Prompt:
Send back all the data below, exactly as given.

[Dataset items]
#####
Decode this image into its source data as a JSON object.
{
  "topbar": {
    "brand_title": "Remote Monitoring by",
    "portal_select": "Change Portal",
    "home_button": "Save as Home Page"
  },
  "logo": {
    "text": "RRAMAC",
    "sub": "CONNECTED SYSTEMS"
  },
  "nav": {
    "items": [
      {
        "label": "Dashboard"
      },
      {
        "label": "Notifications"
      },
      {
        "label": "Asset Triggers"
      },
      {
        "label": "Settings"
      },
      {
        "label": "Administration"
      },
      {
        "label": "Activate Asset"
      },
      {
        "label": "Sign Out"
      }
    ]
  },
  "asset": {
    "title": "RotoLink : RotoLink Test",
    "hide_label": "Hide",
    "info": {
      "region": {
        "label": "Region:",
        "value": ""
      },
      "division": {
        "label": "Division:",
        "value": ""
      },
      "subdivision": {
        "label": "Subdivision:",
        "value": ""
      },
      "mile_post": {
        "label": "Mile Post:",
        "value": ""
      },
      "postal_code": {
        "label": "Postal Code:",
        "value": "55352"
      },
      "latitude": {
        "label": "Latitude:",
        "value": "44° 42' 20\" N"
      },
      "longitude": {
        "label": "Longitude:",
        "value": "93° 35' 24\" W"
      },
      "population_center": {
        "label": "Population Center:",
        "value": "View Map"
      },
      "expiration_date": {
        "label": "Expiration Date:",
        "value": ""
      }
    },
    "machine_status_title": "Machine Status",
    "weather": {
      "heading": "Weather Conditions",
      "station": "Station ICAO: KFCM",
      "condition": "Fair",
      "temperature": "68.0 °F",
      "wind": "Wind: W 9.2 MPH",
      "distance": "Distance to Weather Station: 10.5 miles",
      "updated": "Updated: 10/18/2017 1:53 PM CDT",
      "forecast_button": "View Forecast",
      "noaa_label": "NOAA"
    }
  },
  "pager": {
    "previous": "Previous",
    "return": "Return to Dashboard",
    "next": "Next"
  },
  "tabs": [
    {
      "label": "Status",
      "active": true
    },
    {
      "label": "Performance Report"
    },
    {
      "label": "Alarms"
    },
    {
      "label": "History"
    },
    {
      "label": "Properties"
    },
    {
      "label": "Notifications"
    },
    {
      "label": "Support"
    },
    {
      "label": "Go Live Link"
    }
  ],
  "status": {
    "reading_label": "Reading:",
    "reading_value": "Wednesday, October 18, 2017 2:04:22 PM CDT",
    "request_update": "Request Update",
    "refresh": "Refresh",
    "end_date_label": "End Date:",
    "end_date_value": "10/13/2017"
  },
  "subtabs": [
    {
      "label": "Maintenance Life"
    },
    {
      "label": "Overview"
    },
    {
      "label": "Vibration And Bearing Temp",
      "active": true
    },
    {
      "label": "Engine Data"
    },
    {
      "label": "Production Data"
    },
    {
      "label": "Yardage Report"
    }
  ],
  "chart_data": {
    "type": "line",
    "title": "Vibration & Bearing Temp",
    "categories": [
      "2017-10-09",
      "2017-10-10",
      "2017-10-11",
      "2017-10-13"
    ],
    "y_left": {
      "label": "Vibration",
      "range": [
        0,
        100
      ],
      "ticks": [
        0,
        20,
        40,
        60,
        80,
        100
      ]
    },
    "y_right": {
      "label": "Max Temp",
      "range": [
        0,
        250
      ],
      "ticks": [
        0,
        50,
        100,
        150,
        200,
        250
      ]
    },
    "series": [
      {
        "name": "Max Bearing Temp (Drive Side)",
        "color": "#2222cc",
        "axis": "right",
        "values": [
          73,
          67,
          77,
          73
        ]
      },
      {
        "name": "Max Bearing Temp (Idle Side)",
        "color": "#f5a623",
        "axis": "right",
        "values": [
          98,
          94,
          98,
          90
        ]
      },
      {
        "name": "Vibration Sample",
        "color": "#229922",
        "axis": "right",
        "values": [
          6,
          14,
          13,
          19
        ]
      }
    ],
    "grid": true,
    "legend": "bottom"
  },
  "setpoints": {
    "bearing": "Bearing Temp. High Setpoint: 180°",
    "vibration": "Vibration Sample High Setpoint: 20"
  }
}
#####
Task output:
Decode this image into its source data as a JSON object.
{
  "topbar": {
    "brand_title": "Remote Monitoring by",
    "portal_select": "Change Portal",
    "home_button": "Save as Home Page"
  },
  "logo": {
    "text": "RRAMAC",
    "sub": "CONNECTED SYSTEMS"
  },
  "nav": {
    "items": [
      {
        "label": "Dashboard"
      },
      {
        "label": "Notifications"
      },
      {
        "label": "Asset Triggers"
      },
      {
        "label": "Settings"
      },
      {
        "label": "Administration"
      },
      {
        "label": "Activate Asset"
      },
      {
        "label": "Sign Out"
      }
    ]
  },
  "asset": {
    "title": "RotoLink : RotoLink Test",
    "hide_label": "Hide",
    "info": {
      "region": {
        "label": "Region:",
        "value": ""
      },
      "division": {
        "label": "Division:",
        "value": ""
      },
      "subdivision": {
        "label": "Subdivision:",
        "value": ""
      },
      "mile_post": {
        "label": "Mile Post:",
        "value": ""
      },
      "postal_code": {
        "label": "Postal Code:",
        "value": "55352"
      },
      "latitude": {
        "label": "Latitude:",
        "value": "44° 42' 20\" N"
      },
      "longitude": {
        "label": "Longitude:",
        "value": "93° 35' 24\" W"
      },
      "population_center": {
        "label": "Population Center:",
        "value": "View Map"
      },
      "expiration_date": {
        "label": "Expiration Date:",
        "value": ""
      }
    },
    "machine_status_title": "Machine Status",
    "weather": {
      "heading": "Weather Conditions",
      "station": "Station ICAO: KFCM",
      "condition": "Fair",
      "temperature": "68.0 °F",
      "wind": "Wind: W 9.2 MPH",
      "distance": "Distance to Weather Station: 10.5 miles",
      "updated": "Updated: 10/18/2017 1:53 PM CDT",
      "forecast_button": "View Forecast",
      "noaa_label": "NOAA"
    }
  },
  "pager": {
    "previous": "Previous",
    "return": "Return to Dashboard",
    "next": "Next"
  },
  "tabs": [
    {
      "label": "Status",
      "active": true
    },
    {
      "label": "Performance Report"
    },
    {
      "label": "Alarms"
    },
    {
      "label": "History"
    },
    {
      "label": "Properties"
    },
    {
      "label": "Notifications"
    },
    {
      "label": "Support"
    },
    {
      "label": "Go Live Link"
    }
  ],
  "status": {
    "reading_label": "Reading:",
    "reading_value": "Wednesday, October 18, 2017 2:04:22 PM CDT",
    "request_update": "Request Update",
    "refresh": "Refresh",
    "end_date_label": "End Date:",
    "end_date_value": "10/13/2017"
  },
  "subtabs": [
    {
      "label": "Maintenance Life"
    },
    {
      "label": "Overview"
    },
    {
      "label": "Vibration And Bearing Temp",
      "active": true
    },
    {
      "label": "Engine Data"
    },
    {
      "label": "Production Data"
    },
    {
      "label": "Yardage Report"
    }
  ],
  "chart_data": {
    "type": "line",
    "title": "Vibration & Bearing Temp",
    "categories": [
      "2017-10-09",
      "2017-10-10",
      "2017-10-11",
      "2017-10-13"
    ],
    "y_left": {
      "label": "Vibration",
      "range": [
        0,
        100
      ],
      "ticks": [
        0,
        20,
        40,
        60,
        80,
        100
      ]
    },
    "y_right": {
      "label": "Max Temp",
      "range": [
        0,
        250
      ],
      "ticks": [
        0,
        50,
        100,
        150,
        200,
        250
      ]
    },
    "series": [
      {
        "name": "Max Bearing Temp (Drive Side)",
        "color": "#2222cc",
        "axis": "right",
        "values": [
          73,
          67,
          77,
          73
        ]
      },
      {
        "name": "Max Bearing Temp (Idle Side)",
        "color": "#f5a623",
        "axis": "right",
        "values": [
          98,
          94,
          98,
          90
        ]
      },
      {
        "name": "Vibration Sample",
        "color": "#229922",
        "axis": "right",
        "values": [
          6,
          14,
          13,
          19
        ]
      }
    ],
    "grid": true,
    "legend": "bottom"
  },
  "setpoints": {
    "bearing": "Bearing Temp. High Setpoint: 180°",
    "vibration": "Vibration Sample High Setpoint: 20"
  }
}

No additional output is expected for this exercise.